=== What is required ===
Below is a set of records; print all of them exactly as written.

________

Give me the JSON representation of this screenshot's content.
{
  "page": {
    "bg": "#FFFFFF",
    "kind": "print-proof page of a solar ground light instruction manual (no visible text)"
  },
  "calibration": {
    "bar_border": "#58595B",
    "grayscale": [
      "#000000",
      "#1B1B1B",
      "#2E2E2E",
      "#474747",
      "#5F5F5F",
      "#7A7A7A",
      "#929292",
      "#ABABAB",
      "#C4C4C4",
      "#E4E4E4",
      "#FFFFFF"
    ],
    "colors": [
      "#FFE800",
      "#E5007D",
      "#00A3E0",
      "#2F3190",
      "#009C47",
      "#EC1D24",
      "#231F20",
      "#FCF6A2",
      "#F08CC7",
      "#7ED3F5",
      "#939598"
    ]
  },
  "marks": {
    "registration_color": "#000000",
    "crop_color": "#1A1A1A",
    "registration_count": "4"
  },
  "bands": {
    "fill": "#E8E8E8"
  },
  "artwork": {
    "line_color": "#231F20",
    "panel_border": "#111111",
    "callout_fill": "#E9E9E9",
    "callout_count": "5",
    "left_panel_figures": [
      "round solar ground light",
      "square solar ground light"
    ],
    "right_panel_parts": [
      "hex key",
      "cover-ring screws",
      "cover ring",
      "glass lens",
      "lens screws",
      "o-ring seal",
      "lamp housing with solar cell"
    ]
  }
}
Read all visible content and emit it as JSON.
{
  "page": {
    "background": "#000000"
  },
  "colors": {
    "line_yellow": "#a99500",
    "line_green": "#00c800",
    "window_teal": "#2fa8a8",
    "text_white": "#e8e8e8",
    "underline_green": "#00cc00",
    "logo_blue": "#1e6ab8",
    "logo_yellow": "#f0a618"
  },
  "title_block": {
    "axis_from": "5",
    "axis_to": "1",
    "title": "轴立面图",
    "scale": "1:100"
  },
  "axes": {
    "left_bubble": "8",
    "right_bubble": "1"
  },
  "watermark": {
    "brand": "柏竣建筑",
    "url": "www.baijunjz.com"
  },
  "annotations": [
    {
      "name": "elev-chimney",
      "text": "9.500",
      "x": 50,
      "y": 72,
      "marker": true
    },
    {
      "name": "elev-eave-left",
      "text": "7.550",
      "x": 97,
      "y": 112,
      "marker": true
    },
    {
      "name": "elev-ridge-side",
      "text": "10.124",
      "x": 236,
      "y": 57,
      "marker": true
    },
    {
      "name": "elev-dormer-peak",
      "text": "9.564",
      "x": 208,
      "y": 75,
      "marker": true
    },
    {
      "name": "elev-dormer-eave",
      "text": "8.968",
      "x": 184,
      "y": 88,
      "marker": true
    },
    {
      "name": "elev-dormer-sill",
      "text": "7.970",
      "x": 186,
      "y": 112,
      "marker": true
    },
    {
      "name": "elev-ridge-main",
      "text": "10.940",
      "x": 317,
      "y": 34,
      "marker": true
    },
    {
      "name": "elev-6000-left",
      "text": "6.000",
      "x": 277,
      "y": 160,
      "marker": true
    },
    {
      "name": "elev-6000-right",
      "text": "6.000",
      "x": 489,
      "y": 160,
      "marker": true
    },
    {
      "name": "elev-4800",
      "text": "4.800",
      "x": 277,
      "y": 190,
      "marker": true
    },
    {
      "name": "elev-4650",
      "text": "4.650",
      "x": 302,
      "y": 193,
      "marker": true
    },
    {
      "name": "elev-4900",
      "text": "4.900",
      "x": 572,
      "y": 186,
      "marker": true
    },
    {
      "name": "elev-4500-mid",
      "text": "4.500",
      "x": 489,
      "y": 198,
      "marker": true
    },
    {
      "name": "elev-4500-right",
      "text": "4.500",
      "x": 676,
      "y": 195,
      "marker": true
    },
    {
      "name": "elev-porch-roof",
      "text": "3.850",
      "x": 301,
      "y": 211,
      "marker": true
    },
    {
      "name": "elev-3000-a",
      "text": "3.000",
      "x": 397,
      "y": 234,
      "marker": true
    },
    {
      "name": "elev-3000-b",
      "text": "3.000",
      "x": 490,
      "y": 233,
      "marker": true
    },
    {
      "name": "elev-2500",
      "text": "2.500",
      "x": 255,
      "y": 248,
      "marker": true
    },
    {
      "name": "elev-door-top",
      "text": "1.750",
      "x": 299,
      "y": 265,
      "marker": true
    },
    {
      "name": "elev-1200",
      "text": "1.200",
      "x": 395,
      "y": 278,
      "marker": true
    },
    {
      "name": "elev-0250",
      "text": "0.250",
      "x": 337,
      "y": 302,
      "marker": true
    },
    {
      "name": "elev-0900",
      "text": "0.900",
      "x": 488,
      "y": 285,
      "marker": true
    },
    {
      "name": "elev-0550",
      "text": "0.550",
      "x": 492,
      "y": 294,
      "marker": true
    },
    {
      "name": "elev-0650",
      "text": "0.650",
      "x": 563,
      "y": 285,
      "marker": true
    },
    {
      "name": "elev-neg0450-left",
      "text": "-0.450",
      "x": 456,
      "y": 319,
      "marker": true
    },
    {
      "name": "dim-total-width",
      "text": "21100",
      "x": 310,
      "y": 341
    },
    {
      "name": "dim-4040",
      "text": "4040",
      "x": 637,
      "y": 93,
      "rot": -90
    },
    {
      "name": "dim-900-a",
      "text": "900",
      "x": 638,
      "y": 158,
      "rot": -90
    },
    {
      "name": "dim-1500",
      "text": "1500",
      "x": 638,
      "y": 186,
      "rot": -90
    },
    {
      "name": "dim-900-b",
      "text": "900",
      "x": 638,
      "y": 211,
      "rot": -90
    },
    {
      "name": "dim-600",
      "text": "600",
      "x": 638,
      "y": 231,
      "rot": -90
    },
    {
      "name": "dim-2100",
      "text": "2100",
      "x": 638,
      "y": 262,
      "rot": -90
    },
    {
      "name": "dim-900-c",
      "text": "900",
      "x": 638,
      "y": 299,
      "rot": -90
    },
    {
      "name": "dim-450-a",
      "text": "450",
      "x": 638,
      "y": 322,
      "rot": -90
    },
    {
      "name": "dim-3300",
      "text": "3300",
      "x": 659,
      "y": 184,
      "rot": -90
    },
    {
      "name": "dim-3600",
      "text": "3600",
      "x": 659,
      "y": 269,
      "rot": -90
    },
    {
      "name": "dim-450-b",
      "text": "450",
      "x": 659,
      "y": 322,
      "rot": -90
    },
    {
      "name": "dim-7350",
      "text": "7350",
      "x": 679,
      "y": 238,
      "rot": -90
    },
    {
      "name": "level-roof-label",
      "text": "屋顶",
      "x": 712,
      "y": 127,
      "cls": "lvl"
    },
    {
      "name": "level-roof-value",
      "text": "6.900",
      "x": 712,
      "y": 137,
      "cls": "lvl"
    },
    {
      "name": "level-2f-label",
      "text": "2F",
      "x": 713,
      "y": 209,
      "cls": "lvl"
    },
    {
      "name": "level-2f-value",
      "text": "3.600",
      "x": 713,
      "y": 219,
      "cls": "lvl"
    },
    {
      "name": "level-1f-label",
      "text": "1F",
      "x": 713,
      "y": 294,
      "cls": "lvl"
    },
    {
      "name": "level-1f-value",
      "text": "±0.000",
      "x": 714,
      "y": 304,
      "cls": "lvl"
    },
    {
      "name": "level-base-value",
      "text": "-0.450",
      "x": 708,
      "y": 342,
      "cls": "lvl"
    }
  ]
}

________

=== Answer for the task ===
Give me the JSON representation of this screenshot's content.
{
  "page": {
    "bg": "#FFFFFF",
    "kind": "print-proof page of a solar ground light instruction manual (no visible text)"
  },
  "calibration": {
    "bar_border": "#58595B",
    "grayscale": [
      "#000000",
      "#1B1B1B",
      "#2E2E2E",
      "#474747",
      "#5F5F5F",
      "#7A7A7A",
      "#929292",
      "#ABABAB",
      "#C4C4C4",
      "#E4E4E4",
      "#FFFFFF"
    ],
    "colors": [
      "#FFE800",
      "#E5007D",
      "#00A3E0",
      "#2F3190",
      "#009C47",
      "#EC1D24",
      "#231F20",
      "#FCF6A2",
      "#F08CC7",
      "#7ED3F5",
      "#939598"
    ]
  },
  "marks": {
    "registration_color": "#000000",
    "crop_color": "#1A1A1A",
    "registration_count": "4"
  },
  "bands": {
    "fill": "#E8E8E8"
  },
  "artwork": {
    "line_color": "#231F20",
    "panel_border": "#111111",
    "callout_fill": "#E9E9E9",
    "callout_count": "5",
    "left_panel_figures": [
      "round solar ground light",
      "square solar ground light"
    ],
    "right_panel_parts": [
      "hex key",
      "cover-ring screws",
      "cover ring",
      "glass lens",
      "lens screws",
      "o-ring seal",
      "lamp housing with solar cell"
    ]
  }
}
Read all visible content and emit it as JSON.
{
  "page": {
    "background": "#000000"
  },
  "colors": {
    "line_yellow": "#a99500",
    "line_green": "#00c800",
    "window_teal": "#2fa8a8",
    "text_white": "#e8e8e8",
    "underline_green": "#00cc00",
    "logo_blue": "#1e6ab8",
    "logo_yellow": "#f0a618"
  },
  "title_block": {
    "axis_from": "5",
    "axis_to": "1",
    "title": "轴立面图",
    "scale": "1:100"
  },
  "axes": {
    "left_bubble": "8",
    "right_bubble": "1"
  },
  "watermark": {
    "brand": "柏竣建筑",
    "url": "www.baijunjz.com"
  },
  "annotations": [
    {
      "name": "elev-chimney",
      "text": "9.500",
      "x": 50,
      "y": 72,
      "marker": true
    },
    {
      "name": "elev-eave-left",
      "text": "7.550",
      "x": 97,
      "y": 112,
      "marker": true
    },
    {
      "name": "elev-ridge-side",
      "text": "10.124",
      "x": 236,
      "y": 57,
      "marker": true
    },
    {
      "name": "elev-dormer-peak",
      "text": "9.564",
      "x": 208,
      "y": 75,
      "marker": true
    },
    {
      "name": "elev-dormer-eave",
      "text": "8.968",
      "x": 184,
      "y": 88,
      "marker": true
    },
    {
      "name": "elev-dormer-sill",
      "text": "7.970",
      "x": 186,
      "y": 112,
      "marker": true
    },
    {
      "name": "elev-ridge-main",
      "text": "10.940",
      "x": 317,
      "y": 34,
      "marker": true
    },
    {
      "name": "elev-6000-left",
      "text": "6.000",
      "x": 277,
      "y": 160,
      "marker": true
    },
    {
      "name": "elev-6000-right",
      "text": "6.000",
      "x": 489,
      "y": 160,
      "marker": true
    },
    {
      "name": "elev-4800",
      "text": "4.800",
      "x": 277,
      "y": 190,
      "marker": true
    },
    {
      "name": "elev-4650",
      "text": "4.650",
      "x": 302,
      "y": 193,
      "marker": true
    },
    {
      "name": "elev-4900",
      "text": "4.900",
      "x": 572,
      "y": 186,
      "marker": true
    },
    {
      "name": "elev-4500-mid",
      "text": "4.500",
      "x": 489,
      "y": 198,
      "marker": true
    },
    {
      "name": "elev-4500-right",
      "text": "4.500",
      "x": 676,
      "y": 195,
      "marker": true
    },
    {
      "name": "elev-porch-roof",
      "text": "3.850",
      "x": 301,
      "y": 211,
      "marker": true
    },
    {
      "name": "elev-3000-a",
      "text": "3.000",
      "x": 397,
      "y": 234,
      "marker": true
    },
    {
      "name": "elev-3000-b",
      "text": "3.000",
      "x": 490,
      "y": 233,
      "marker": true
    },
    {
      "name": "elev-2500",
      "text": "2.500",
      "x": 255,
      "y": 248,
      "marker": true
    },
    {
      "name": "elev-door-top",
      "text": "1.750",
      "x": 299,
      "y": 265,
      "marker": true
    },
    {
      "name": "elev-1200",
      "text": "1.200",
      "x": 395,
      "y": 278,
      "marker": true
    },
    {
      "name": "elev-0250",
      "text": "0.250",
      "x": 337,
      "y": 302,
      "marker": true
    },
    {
      "name": "elev-0900",
      "text": "0.900",
      "x": 488,
      "y": 285,
      "marker": true
    },
    {
      "name": "elev-0550",
      "text": "0.550",
      "x": 492,
      "y": 294,
      "marker": true
    },
    {
      "name": "elev-0650",
      "text": "0.650",
      "x": 563,
      "y": 285,
      "marker": true
    },
    {
      "name": "elev-neg0450-left",
      "text": "-0.450",
      "x": 456,
      "y": 319,
      "marker": true
    },
    {
      "name": "dim-total-width",
      "text": "21100",
      "x": 310,
      "y": 341
    },
    {
      "name": "dim-4040",
      "text": "4040",
      "x": 637,
      "y": 93,
      "rot": -90
    },
    {
      "name": "dim-900-a",
      "text": "900",
      "x": 638,
      "y": 158,
      "rot": -90
    },
    {
      "name": "dim-1500",
      "text": "1500",
      "x": 638,
      "y": 186,
      "rot": -90
    },
    {
      "name": "dim-900-b",
      "text": "900",
      "x": 638,
      "y": 211,
      "rot": -90
    },
    {
      "name": "dim-600",
      "text": "600",
      "x": 638,
      "y": 231,
      "rot": -90
    },
    {
      "name": "dim-2100",
      "text": "2100",
      "x": 638,
      "y": 262,
      "rot": -90
    },
    {
      "name": "dim-900-c",
      "text": "900",
      "x": 638,
      "y": 299,
      "rot": -90
    },
    {
      "name": "dim-450-a",
      "text": "450",
      "x": 638,
      "y": 322,
      "rot": -90
    },
    {
      "name": "dim-3300",
      "text": "3300",
      "x": 659,
      "y": 184,
      "rot": -90
    },
    {
      "name": "dim-3600",
      "text": "3600",
      "x": 659,
      "y": 269,
      "rot": -90
    },
    {
      "name": "dim-450-b",
      "text": "450",
      "x": 659,
      "y": 322,
      "rot": -90
    },
    {
      "name": "dim-7350",
      "text": "7350",
      "x": 679,
      "y": 238,
      "rot": -90
    },
    {
      "name": "level-roof-label",
      "text": "屋顶",
      "x": 712,
      "y": 127,
      "cls": "lvl"
    },
    {
      "name": "level-roof-value",
      "text": "6.900",
      "x": 712,
      "y": 137,
      "cls": "lvl"
    },
    {
      "name": "level-2f-label",
      "text": "2F",
      "x": 713,
      "y": 209,
      "cls": "lvl"
    },
    {
      "name": "level-2f-value",
      "text": "3.600",
      "x": 713,
      "y": 219,
      "cls": "lvl"
    },
    {
      "name": "level-1f-label",
      "text": "1F",
      "x": 713,
      "y": 294,
      "cls": "lvl"
    },
    {
      "name": "level-1f-value",
      "text": "±0.000",
      "x": 714,
      "y": 304,
      "cls": "lvl"
    },
    {
      "name": "level-base-value",
      "text": "-0.450",
      "x": 708,
      "y": 342,
      "cls": "lvl"
    }
  ]
}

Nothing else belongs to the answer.